-- START OF DATASET ENTRIES --
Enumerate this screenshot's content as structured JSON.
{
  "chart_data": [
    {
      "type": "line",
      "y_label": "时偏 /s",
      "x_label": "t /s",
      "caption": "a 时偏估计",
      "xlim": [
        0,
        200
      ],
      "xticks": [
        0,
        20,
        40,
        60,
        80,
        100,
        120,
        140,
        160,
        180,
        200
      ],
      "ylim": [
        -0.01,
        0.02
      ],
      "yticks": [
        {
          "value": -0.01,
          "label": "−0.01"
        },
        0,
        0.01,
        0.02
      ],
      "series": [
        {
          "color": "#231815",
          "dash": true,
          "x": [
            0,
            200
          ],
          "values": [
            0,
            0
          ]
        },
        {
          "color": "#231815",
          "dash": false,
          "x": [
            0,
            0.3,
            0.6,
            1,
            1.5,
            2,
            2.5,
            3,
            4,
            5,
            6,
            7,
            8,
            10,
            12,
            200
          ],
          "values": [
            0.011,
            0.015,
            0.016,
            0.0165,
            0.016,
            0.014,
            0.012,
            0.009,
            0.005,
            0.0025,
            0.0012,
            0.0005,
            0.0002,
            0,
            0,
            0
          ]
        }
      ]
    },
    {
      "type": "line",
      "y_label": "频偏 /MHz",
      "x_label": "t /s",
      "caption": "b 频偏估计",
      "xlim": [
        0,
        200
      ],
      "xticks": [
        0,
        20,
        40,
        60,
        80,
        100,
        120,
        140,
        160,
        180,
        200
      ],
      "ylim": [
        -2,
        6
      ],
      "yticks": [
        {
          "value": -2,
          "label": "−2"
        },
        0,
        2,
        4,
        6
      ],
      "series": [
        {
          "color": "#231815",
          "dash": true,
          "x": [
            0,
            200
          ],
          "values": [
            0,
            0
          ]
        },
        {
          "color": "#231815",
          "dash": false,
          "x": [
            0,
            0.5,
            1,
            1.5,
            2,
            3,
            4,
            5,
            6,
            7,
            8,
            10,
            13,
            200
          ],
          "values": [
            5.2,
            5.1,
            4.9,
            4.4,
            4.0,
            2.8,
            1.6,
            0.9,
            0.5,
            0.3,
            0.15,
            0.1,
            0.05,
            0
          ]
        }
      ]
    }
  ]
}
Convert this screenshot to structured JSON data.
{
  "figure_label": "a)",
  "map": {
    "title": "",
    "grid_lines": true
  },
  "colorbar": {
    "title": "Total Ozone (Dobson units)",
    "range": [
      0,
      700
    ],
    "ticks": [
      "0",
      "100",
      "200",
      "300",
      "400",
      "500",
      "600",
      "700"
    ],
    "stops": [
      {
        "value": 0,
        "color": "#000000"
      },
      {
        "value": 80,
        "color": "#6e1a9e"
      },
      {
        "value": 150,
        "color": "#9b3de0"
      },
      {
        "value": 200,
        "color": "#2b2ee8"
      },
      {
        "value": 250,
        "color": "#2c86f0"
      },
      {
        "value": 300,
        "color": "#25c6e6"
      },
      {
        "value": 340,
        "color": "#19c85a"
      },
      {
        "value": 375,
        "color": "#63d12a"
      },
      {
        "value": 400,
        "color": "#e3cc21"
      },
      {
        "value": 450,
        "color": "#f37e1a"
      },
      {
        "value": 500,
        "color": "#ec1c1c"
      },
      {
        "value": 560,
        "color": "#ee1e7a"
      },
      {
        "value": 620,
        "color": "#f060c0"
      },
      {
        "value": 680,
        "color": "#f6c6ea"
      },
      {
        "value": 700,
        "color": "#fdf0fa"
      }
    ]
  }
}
-- END OF DATASET ENTRIES --
Establish how many lines of the records contain the string "this" and state that number without elaboration.

2